*EXTRACTED ENTRIES*:
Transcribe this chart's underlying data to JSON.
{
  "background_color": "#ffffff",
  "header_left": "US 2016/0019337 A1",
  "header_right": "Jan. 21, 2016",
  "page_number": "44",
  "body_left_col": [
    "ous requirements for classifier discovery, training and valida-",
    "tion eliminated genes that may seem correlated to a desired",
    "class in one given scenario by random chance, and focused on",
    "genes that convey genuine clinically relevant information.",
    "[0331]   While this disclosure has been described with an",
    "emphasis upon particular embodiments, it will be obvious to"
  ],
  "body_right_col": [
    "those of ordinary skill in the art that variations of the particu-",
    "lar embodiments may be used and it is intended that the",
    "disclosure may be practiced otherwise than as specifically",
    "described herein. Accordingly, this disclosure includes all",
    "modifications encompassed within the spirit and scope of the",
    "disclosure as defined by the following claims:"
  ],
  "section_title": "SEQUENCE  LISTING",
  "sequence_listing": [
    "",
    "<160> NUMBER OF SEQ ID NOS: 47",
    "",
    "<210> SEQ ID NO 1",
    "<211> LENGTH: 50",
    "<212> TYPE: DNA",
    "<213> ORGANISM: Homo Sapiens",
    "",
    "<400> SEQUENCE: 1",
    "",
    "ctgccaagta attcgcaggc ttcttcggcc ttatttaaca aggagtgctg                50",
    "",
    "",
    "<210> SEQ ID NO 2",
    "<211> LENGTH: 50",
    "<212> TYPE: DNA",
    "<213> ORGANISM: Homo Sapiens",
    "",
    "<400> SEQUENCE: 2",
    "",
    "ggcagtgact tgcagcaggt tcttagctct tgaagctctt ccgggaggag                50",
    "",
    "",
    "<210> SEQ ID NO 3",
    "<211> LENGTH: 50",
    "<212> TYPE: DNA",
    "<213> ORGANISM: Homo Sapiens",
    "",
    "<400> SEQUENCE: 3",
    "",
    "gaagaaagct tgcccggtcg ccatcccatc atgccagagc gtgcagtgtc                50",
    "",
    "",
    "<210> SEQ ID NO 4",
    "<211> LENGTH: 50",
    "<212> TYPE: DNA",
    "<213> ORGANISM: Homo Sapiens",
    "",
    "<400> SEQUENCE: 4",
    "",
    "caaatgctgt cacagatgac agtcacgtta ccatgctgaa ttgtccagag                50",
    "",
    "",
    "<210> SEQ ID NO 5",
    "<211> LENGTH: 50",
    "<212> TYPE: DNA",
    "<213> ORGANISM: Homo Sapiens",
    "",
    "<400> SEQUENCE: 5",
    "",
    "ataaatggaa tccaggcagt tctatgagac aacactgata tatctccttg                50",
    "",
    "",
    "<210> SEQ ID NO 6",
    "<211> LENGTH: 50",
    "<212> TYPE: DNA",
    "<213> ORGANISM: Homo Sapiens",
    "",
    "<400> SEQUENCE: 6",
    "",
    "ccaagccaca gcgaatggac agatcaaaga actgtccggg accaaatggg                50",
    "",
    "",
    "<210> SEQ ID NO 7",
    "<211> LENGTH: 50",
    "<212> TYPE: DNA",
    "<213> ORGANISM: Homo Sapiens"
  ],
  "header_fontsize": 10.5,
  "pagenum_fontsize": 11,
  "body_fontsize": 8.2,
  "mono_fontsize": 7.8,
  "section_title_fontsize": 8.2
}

*ACTIVITY*:
Would you write out the data exactly as it reads?

*OUTPUT*:
Transcribe this chart's underlying data to JSON.
{
  "background_color": "#ffffff",
  "header_left": "US 2016/0019337 A1",
  "header_right": "Jan. 21, 2016",
  "page_number": "44",
  "body_left_col": [
    "ous requirements for classifier discovery, training and valida-",
    "tion eliminated genes that may seem correlated to a desired",
    "class in one given scenario by random chance, and focused on",
    "genes that convey genuine clinically relevant information.",
    "[0331]   While this disclosure has been described with an",
    "emphasis upon particular embodiments, it will be obvious to"
  ],
  "body_right_col": [
    "those of ordinary skill in the art that variations of the particu-",
    "lar embodiments may be used and it is intended that the",
    "disclosure may be practiced otherwise than as specifically",
    "described herein. Accordingly, this disclosure includes all",
    "modifications encompassed within the spirit and scope of the",
    "disclosure as defined by the following claims:"
  ],
  "section_title": "SEQUENCE  LISTING",
  "sequence_listing": [
    "",
    "<160> NUMBER OF SEQ ID NOS: 47",
    "",
    "<210> SEQ ID NO 1",
    "<211> LENGTH: 50",
    "<212> TYPE: DNA",
    "<213> ORGANISM: Homo Sapiens",
    "",
    "<400> SEQUENCE: 1",
    "",
    "ctgccaagta attcgcaggc ttcttcggcc ttatttaaca aggagtgctg                50",
    "",
    "",
    "<210> SEQ ID NO 2",
    "<211> LENGTH: 50",
    "<212> TYPE: DNA",
    "<213> ORGANISM: Homo Sapiens",
    "",
    "<400> SEQUENCE: 2",
    "",
    "ggcagtgact tgcagcaggt tcttagctct tgaagctctt ccgggaggag                50",
    "",
    "",
    "<210> SEQ ID NO 3",
    "<211> LENGTH: 50",
    "<212> TYPE: DNA",
    "<213> ORGANISM: Homo Sapiens",
    "",
    "<400> SEQUENCE: 3",
    "",
    "gaagaaagct tgcccggtcg ccatcccatc atgccagagc gtgcagtgtc                50",
    "",
    "",
    "<210> SEQ ID NO 4",
    "<211> LENGTH: 50",
    "<212> TYPE: DNA",
    "<213> ORGANISM: Homo Sapiens",
    "",
    "<400> SEQUENCE: 4",
    "",
    "caaatgctgt cacagatgac agtcacgtta ccatgctgaa ttgtccagag                50",
    "",
    "",
    "<210> SEQ ID NO 5",
    "<211> LENGTH: 50",
    "<212> TYPE: DNA",
    "<213> ORGANISM: Homo Sapiens",
    "",
    "<400> SEQUENCE: 5",
    "",
    "ataaatggaa tccaggcagt tctatgagac aacactgata tatctccttg                50",
    "",
    "",
    "<210> SEQ ID NO 6",
    "<211> LENGTH: 50",
    "<212> TYPE: DNA",
    "<213> ORGANISM: Homo Sapiens",
    "",
    "<400> SEQUENCE: 6",
    "",
    "ccaagccaca gcgaatggac agatcaaaga actgtccggg accaaatggg                50",
    "",
    "",
    "<210> SEQ ID NO 7",
    "<211> LENGTH: 50",
    "<212> TYPE: DNA",
    "<213> ORGANISM: Homo Sapiens"
  ],
  "header_fontsize": 10.5,
  "pagenum_fontsize": 11,
  "body_fontsize": 8.2,
  "mono_fontsize": 7.8,
  "section_title_fontsize": 8.2
}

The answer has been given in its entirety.